[DIRECTIVE] Find the lines with "short" in them and copy them out.
** begin RECORDS FOR PROCESSING **
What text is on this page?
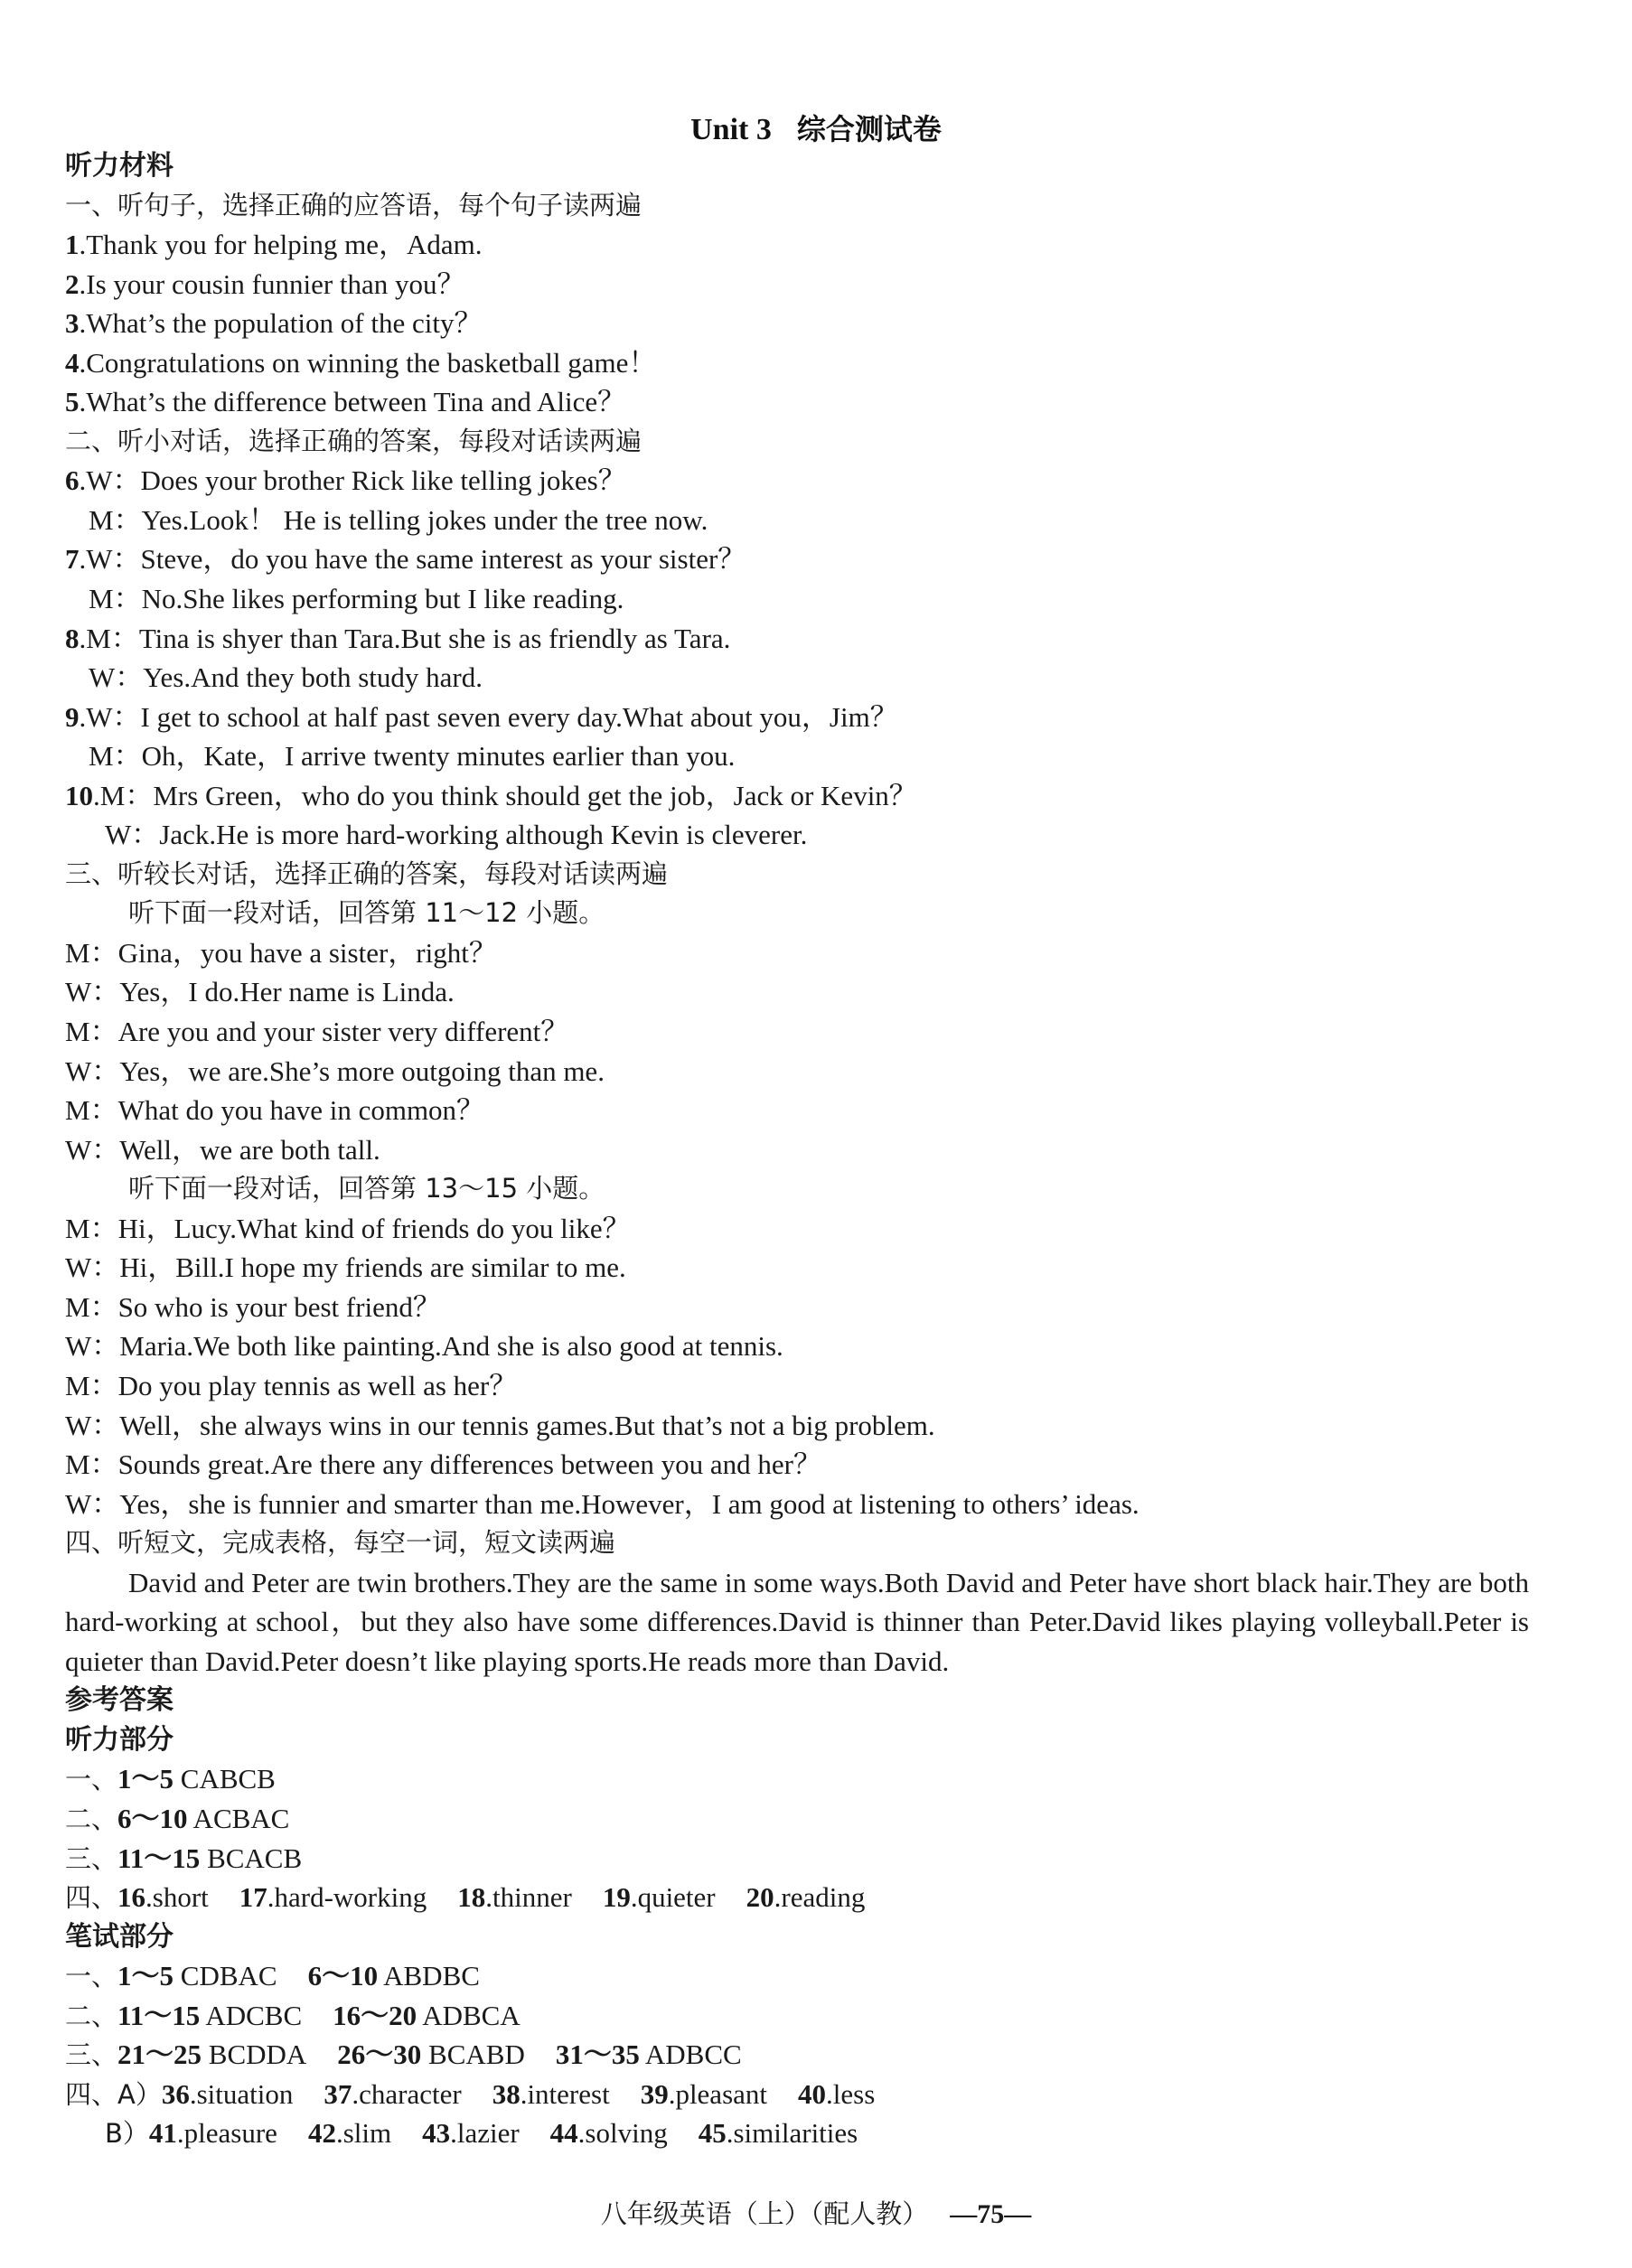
Unit 3 综合测试卷
听力材料
一、听句子，选择正确的应答语，每个句子读两遍
1.Thank you for helping me，Adam.
2.Is your cousin funnier than you？
3.What’s the population of the city？
4.Congratulations on winning the basketball game！
5.What’s the difference between Tina and Alice？
二、听小对话，选择正确的答案，每段对话读两遍
6.W：Does your brother Rick like telling jokes？
M：Yes.Look！ He is telling jokes under the tree now.
7.W：Steve，do you have the same interest as your sister？
M：No.She likes performing but I like reading.
8.M：Tina is shyer than Tara.But she is as friendly as Tara.
W：Yes.And they both study hard.
9.W：I get to school at half past seven every day.What about you，Jim？
M：Oh，Kate，I arrive twenty minutes earlier than you.
10.M：Mrs Green，who do you think should get the job，Jack or Kevin？
W：Jack.He is more hard-working although Kevin is cleverer.
三、听较长对话，选择正确的答案，每段对话读两遍
听下面一段对话，回答第 11～12 小题。
M：Gina，you have a sister，right？
W：Yes，I do.Her name is Linda.
M：Are you and your sister very different？
W：Yes，we are.She’s more outgoing than me.
M：What do you have in common？
W：Well，we are both tall.
听下面一段对话，回答第 13～15 小题。
M：Hi，Lucy.What kind of friends do you like？
W：Hi，Bill.I hope my friends are similar to me.
M：So who is your best friend？
W：Maria.We both like painting.And she is also good at tennis.
M：Do you play tennis as well as her？
W：Well，she always wins in our tennis games.But that’s not a big problem.
M：Sounds great.Are there any differences between you and her？
W：Yes，she is funnier and smarter than me.However，I am good at listening to others’ ideas.
四、听短文，完成表格，每空一词，短文读两遍
David and Peter are twin brothers.They are the same in some ways.Both David and Peter have short black hair.They are both hard-working at school，but they also have some differences.David is thinner than Peter.David likes playing volleyball.Peter is quieter than David.Peter doesn’t like playing sports.He reads more than David.
参考答案
听力部分
一、1～5 CABCB
二、6～10 ACBAC
三、11～15 BCACB
四、16.short 17.hard-working 18.thinner 19.quieter 20.reading
笔试部分
一、1～5 CDBAC 6～10 ABDBC
二、11～15 ADCBC 16～20 ADBCA
三、21～25 BCDDA 26～30 BCABD 31～35 ADBCC
四、A）36.situation 37.character 38.interest 39.pleasant 40.less
B）41.pleasure 42.slim 43.lazier 44.solving 45.similarities
八年级英语（上）（配人教） —75—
** end RECORDS FOR PROCESSING **
[FINISHED ANSWER]
David and Peter are twin brothers.They are the same in some ways.Both David and Peter have short black hair.They are both hard-working at school，but they also have some differences.David is thinner than Peter.David likes playing volleyball.Peter is quieter than David.Peter doesn’t like playing sports.He reads more than David.
四、16.short 17.hard-working 18.thinner 19.quieter 20.reading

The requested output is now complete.